• Given instruction:
Rewrite all of the data below, replacing every "answer-blank" with "blank-field" and changing nothing else. Leave the pictures out.

──────── Stored rows ────────

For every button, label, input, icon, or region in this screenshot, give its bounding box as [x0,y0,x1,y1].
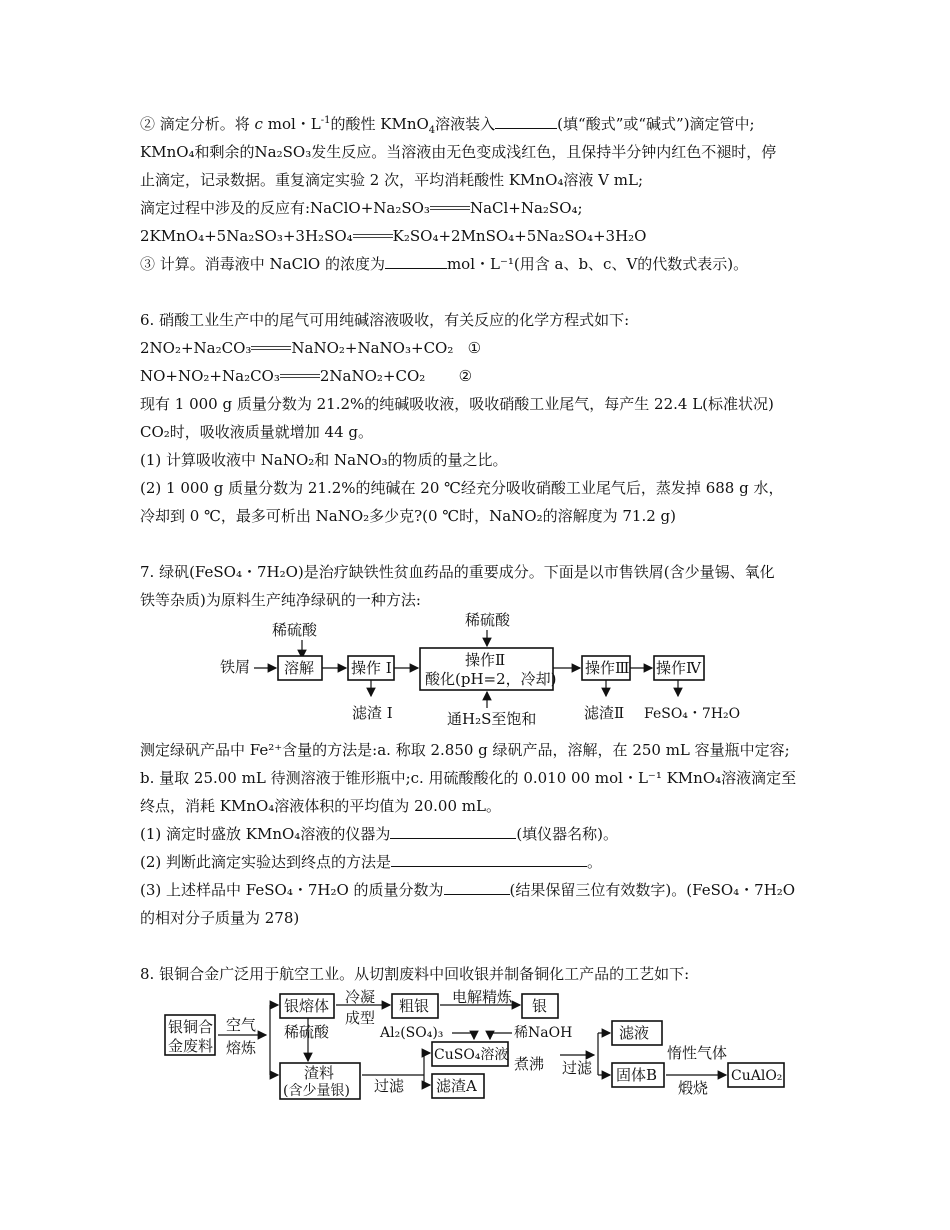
flow-label-residue-2: 滤渣Ⅱ [584,704,625,722]
flow8-acid: 稀硫酸 [284,1023,330,1041]
flow8-box-silver: 银 [532,997,548,1015]
flow8-filter-2: 过滤 [562,1059,593,1077]
flow-box-op4: 操作Ⅳ [656,659,701,677]
flow8-filter-1: 过滤 [374,1077,405,1095]
p7-line-2: 铁等杂质)为原料生产纯净绿矾的一种方法: [140,591,421,609]
flow8-box-slag-2: (含少量银) [283,1083,350,1099]
flow8-cool-2: 成型 [345,1009,376,1027]
flow8-box-crude: 粗银 [399,997,430,1015]
flow8-smelt: 熔炼 [226,1039,257,1057]
flow-box-op2-sub: 酸化(pH=2，冷却) [425,670,557,688]
flow8-box-residue-a: 滤渣A [436,1077,477,1095]
p6-line-8: 冷却到 0 ℃，最多可析出 NaNO₂多少克?(0 ℃时，NaNO₂的溶解度为 71.2 g) [140,507,677,525]
p7-question-3-cont: 的相对分子质量为 278) [140,909,300,927]
flow-label-acid-1: 稀硫酸 [272,621,318,639]
equals-sign [353,234,393,238]
flow-label-residue-1: 滤渣 I [352,704,393,722]
p7-line-5: 终点，消耗 KMnO₄溶液体积的平均值为 20.00 mL。 [140,797,501,815]
flow8-inert-gas: 惰性气体 [667,1044,728,1062]
flow8-box-slag-1: 渣料 [304,1064,335,1082]
answer-blank [390,824,516,839]
equals-sign [280,374,320,378]
p5-line-1: ② 滴定分析。将 c mol・$L^{-1}$的酸性 KMnO$_4$溶液装入 (填“酸式”或“碱式”)滴定管中; [140,115,755,136]
flow-box-op3: 操作Ⅲ [585,659,630,677]
flow8-refine: 电解精炼 [452,988,513,1006]
answer-blank [495,114,557,129]
answer-blank [391,852,587,867]
flow8-box-filtrate: 滤液 [619,1024,650,1042]
p5-line-5: 2KMnO₄+5Na₂SO₃+3H₂SO₄ K₂SO₄+2MnSO₄+5Na₂SO₄+3H₂O [140,227,647,245]
p7-line-1: 7. 绿矾(FeSO₄・7H₂O)是治疗缺铁性贫血药品的重要成分。下面是以市售铁屑(含少量锡、氧化 [140,563,775,581]
flow-label-product: FeSO₄・7H₂O [644,706,741,722]
p7-question-1: (1) 滴定时盛放 KMnO₄溶液的仪器为 (填仪器名称)。 [140,825,619,843]
p7-question-2: (2) 判断此滴定实验达到终点的方法是 。 [140,853,603,871]
answer-blank [444,880,510,895]
p7-question-3: (3) 上述样品中 FeSO₄・7H₂O 的质量分数为 (结果保留三位有效数字)。(FeSO₄・7H₂O [140,881,796,899]
p6-equation-2: NO+NO₂+Na₂CO₃ 2NaNO₂+CO₂ ② [140,367,473,385]
flow8-scrap-1: 银铜合 [168,1018,214,1036]
p6-equation-1: 2NO₂+Na₂CO₃ NaNO₂+NaNO₃+CO₂ ① [140,339,482,357]
flow8-box-product: CuAlO₂ [731,1068,783,1084]
equals-sign [430,206,470,210]
flow8-calcine: 煅烧 [678,1079,709,1097]
flow8-box-cuso4: CuSO₄溶液 [434,1047,509,1063]
flow8-box-melt: 银熔体 [284,997,330,1015]
p5-line-6: ③ 计算。消毒液中 NaClO 的浓度为 mol・L⁻¹(用含 a、b、c、V的代数式表示)。 [140,255,749,273]
p5-line-4: 滴定过程中涉及的反应有:NaClO+Na₂SO₃ NaCl+Na₂SO₄; [140,199,583,217]
flow-label-iron: 铁屑 [220,658,251,676]
flow8-cool-1: 冷凝 [345,988,376,1006]
equals-sign [251,346,291,350]
p6-line-7: (2) 1 000 g 质量分数为 21.2%的纯碱在 20 ℃经充分吸收硝酸工业尾气后，蒸发掉 688 g 水， [140,479,784,497]
p5-line-2: KMnO₄和剩余的Na₂SO₃发生反应。当溶液由无色变成浅红色，且保持半分钟内红色不褪时，停 [140,143,777,161]
p8-flow-diagram [0,985,950,1105]
p6-line-4: 现有 1 000 g 质量分数为 21.2%的纯碱吸收液，吸收硝酸工业尾气，每产生 22.4 L(标准状况) [140,395,774,413]
p6-line-1: 6. 硝酸工业生产中的尾气可用纯碱溶液吸收，有关反应的化学方程式如下: [140,311,630,329]
p6-line-6: (1) 计算吸收液中 NaNO₂和 NaNO₃的物质的量之比。 [140,451,508,469]
flow8-air: 空气 [226,1016,257,1034]
flow8-al2so43: Al₂(SO₄)₃ [380,1025,444,1041]
p8-line-1: 8. 银铜合金广泛用于航空工业。从切割废料中回收银并制备铜化工产品的工艺如下: [140,965,690,983]
flow8-naoh: 稀NaOH [514,1025,573,1041]
flow-box-op2: 操作Ⅱ [465,651,506,669]
p6-line-5: CO₂时，吸收液质量就增加 44 g。 [140,423,374,441]
answer-blank [385,254,447,269]
flow-label-acid-2: 稀硫酸 [465,611,511,629]
flow-label-h2s: 通H₂S至饱和 [447,710,537,728]
flow8-scrap-2: 金废料 [168,1037,214,1055]
p5-line-3: 止滴定，记录数据。重复滴定实验 2 次，平均消耗酸性 KMnO₄溶液 V mL; [140,171,643,189]
flow-box-dissolve: 溶解 [284,659,315,677]
p7-flow-diagram [0,610,950,735]
flow8-boil: 煮沸 [514,1055,545,1073]
flow-box-op1: 操作 I [351,659,392,677]
flow8-box-solid-b: 固体B [616,1066,658,1084]
p7-line-3: 测定绿矾产品中 Fe²⁺含量的方法是:a. 称取 2.850 g 绿矾产品，溶解，在 250 mL 容量瓶中定容; [140,741,790,759]
p7-line-4: b. 量取 25.00 mL 待测溶液于锥形瓶中;c. 用硫酸酸化的 0.010 00 mol・L⁻¹ KMnO₄溶液滴定至 [140,769,797,787]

────────

• The completed task:
For every button, label, input, icon, or region in this screenshot, give its bounding box as [x0,y0,x1,y1].
flow-label-residue-2: 滤渣Ⅱ [584,704,625,722]
flow8-acid: 稀硫酸 [284,1023,330,1041]
flow8-box-silver: 银 [532,997,548,1015]
flow8-filter-2: 过滤 [562,1059,593,1077]
flow-box-op4: 操作Ⅳ [656,659,701,677]
flow8-filter-1: 过滤 [374,1077,405,1095]
p7-line-2: 铁等杂质)为原料生产纯净绿矾的一种方法: [140,591,421,609]
flow8-box-slag-2: (含少量银) [283,1083,350,1099]
flow8-cool-2: 成型 [345,1009,376,1027]
flow8-box-crude: 粗银 [399,997,430,1015]
flow8-smelt: 熔炼 [226,1039,257,1057]
flow-box-op2-sub: 酸化(pH=2，冷却) [425,670,557,688]
flow8-box-residue-a: 滤渣A [436,1077,477,1095]
p6-line-8: 冷却到 0 ℃，最多可析出 NaNO₂多少克?(0 ℃时，NaNO₂的溶解度为 71.2 g) [140,507,677,525]
p7-question-3-cont: 的相对分子质量为 278) [140,909,300,927]
flow-label-acid-1: 稀硫酸 [272,621,318,639]
equals-sign [353,234,393,238]
flow-label-residue-1: 滤渣 I [352,704,393,722]
p7-line-5: 终点，消耗 KMnO₄溶液体积的平均值为 20.00 mL。 [140,797,501,815]
flow8-inert-gas: 惰性气体 [667,1044,728,1062]
flow8-box-slag-1: 渣料 [304,1064,335,1082]
blank-field [390,824,516,839]
equals-sign [280,374,320,378]
p5-line-1: ② 滴定分析。将 c mol・$L^{-1}$的酸性 KMnO$_4$溶液装入 (填“酸式”或“碱式”)滴定管中; [140,115,755,136]
flow-box-op3: 操作Ⅲ [585,659,630,677]
flow8-refine: 电解精炼 [452,988,513,1006]
blank-field [495,114,557,129]
blank-field [391,852,587,867]
flow8-box-filtrate: 滤液 [619,1024,650,1042]
p5-line-5: 2KMnO₄+5Na₂SO₃+3H₂SO₄ K₂SO₄+2MnSO₄+5Na₂SO₄+3H₂O [140,227,647,245]
p7-line-1: 7. 绿矾(FeSO₄・7H₂O)是治疗缺铁性贫血药品的重要成分。下面是以市售铁屑(含少量锡、氧化 [140,563,775,581]
flow-label-product: FeSO₄・7H₂O [644,706,741,722]
p7-question-1: (1) 滴定时盛放 KMnO₄溶液的仪器为 (填仪器名称)。 [140,825,619,843]
p7-question-2: (2) 判断此滴定实验达到终点的方法是 。 [140,853,603,871]
blank-field [444,880,510,895]
p7-question-3: (3) 上述样品中 FeSO₄・7H₂O 的质量分数为 (结果保留三位有效数字)。(FeSO₄・7H₂O [140,881,796,899]
p6-equation-2: NO+NO₂+Na₂CO₃ 2NaNO₂+CO₂ ② [140,367,473,385]
flow8-scrap-1: 银铜合 [168,1018,214,1036]
p6-equation-1: 2NO₂+Na₂CO₃ NaNO₂+NaNO₃+CO₂ ① [140,339,482,357]
flow8-box-product: CuAlO₂ [731,1068,783,1084]
equals-sign [430,206,470,210]
flow8-calcine: 煅烧 [678,1079,709,1097]
flow8-box-cuso4: CuSO₄溶液 [434,1047,509,1063]
flow8-box-melt: 银熔体 [284,997,330,1015]
p5-line-6: ③ 计算。消毒液中 NaClO 的浓度为 mol・L⁻¹(用含 a、b、c、V的代数式表示)。 [140,255,749,273]
p5-line-4: 滴定过程中涉及的反应有:NaClO+Na₂SO₃ NaCl+Na₂SO₄; [140,199,583,217]
flow-label-iron: 铁屑 [220,658,251,676]
flow8-cool-1: 冷凝 [345,988,376,1006]
equals-sign [251,346,291,350]
p6-line-7: (2) 1 000 g 质量分数为 21.2%的纯碱在 20 ℃经充分吸收硝酸工业尾气后，蒸发掉 688 g 水， [140,479,784,497]
p5-line-2: KMnO₄和剩余的Na₂SO₃发生反应。当溶液由无色变成浅红色，且保持半分钟内红色不褪时，停 [140,143,777,161]
p8-flow-diagram [0,985,950,1105]
p6-line-4: 现有 1 000 g 质量分数为 21.2%的纯碱吸收液，吸收硝酸工业尾气，每产生 22.4 L(标准状况) [140,395,774,413]
p6-line-1: 6. 硝酸工业生产中的尾气可用纯碱溶液吸收，有关反应的化学方程式如下: [140,311,630,329]
p6-line-6: (1) 计算吸收液中 NaNO₂和 NaNO₃的物质的量之比。 [140,451,508,469]
flow8-air: 空气 [226,1016,257,1034]
flow8-al2so43: Al₂(SO₄)₃ [380,1025,444,1041]
p8-line-1: 8. 银铜合金广泛用于航空工业。从切割废料中回收银并制备铜化工产品的工艺如下: [140,965,690,983]
flow8-naoh: 稀NaOH [514,1025,573,1041]
flow-box-op2: 操作Ⅱ [465,651,506,669]
p6-line-5: CO₂时，吸收液质量就增加 44 g。 [140,423,374,441]
blank-field [385,254,447,269]
flow-label-acid-2: 稀硫酸 [465,611,511,629]
flow-label-h2s: 通H₂S至饱和 [447,710,537,728]
flow8-scrap-2: 金废料 [168,1037,214,1055]
p5-line-3: 止滴定，记录数据。重复滴定实验 2 次，平均消耗酸性 KMnO₄溶液 V mL; [140,171,643,189]
flow-box-dissolve: 溶解 [284,659,315,677]
p7-flow-diagram [0,610,950,735]
flow8-boil: 煮沸 [514,1055,545,1073]
flow-box-op1: 操作 I [351,659,392,677]
flow8-box-solid-b: 固体B [616,1066,658,1084]
p7-line-3: 测定绿矾产品中 Fe²⁺含量的方法是:a. 称取 2.850 g 绿矾产品，溶解，在 250 mL 容量瓶中定容; [140,741,790,759]
p7-line-4: b. 量取 25.00 mL 待测溶液于锥形瓶中;c. 用硫酸酸化的 0.010 00 mol・L⁻¹ KMnO₄溶液滴定至 [140,769,797,787]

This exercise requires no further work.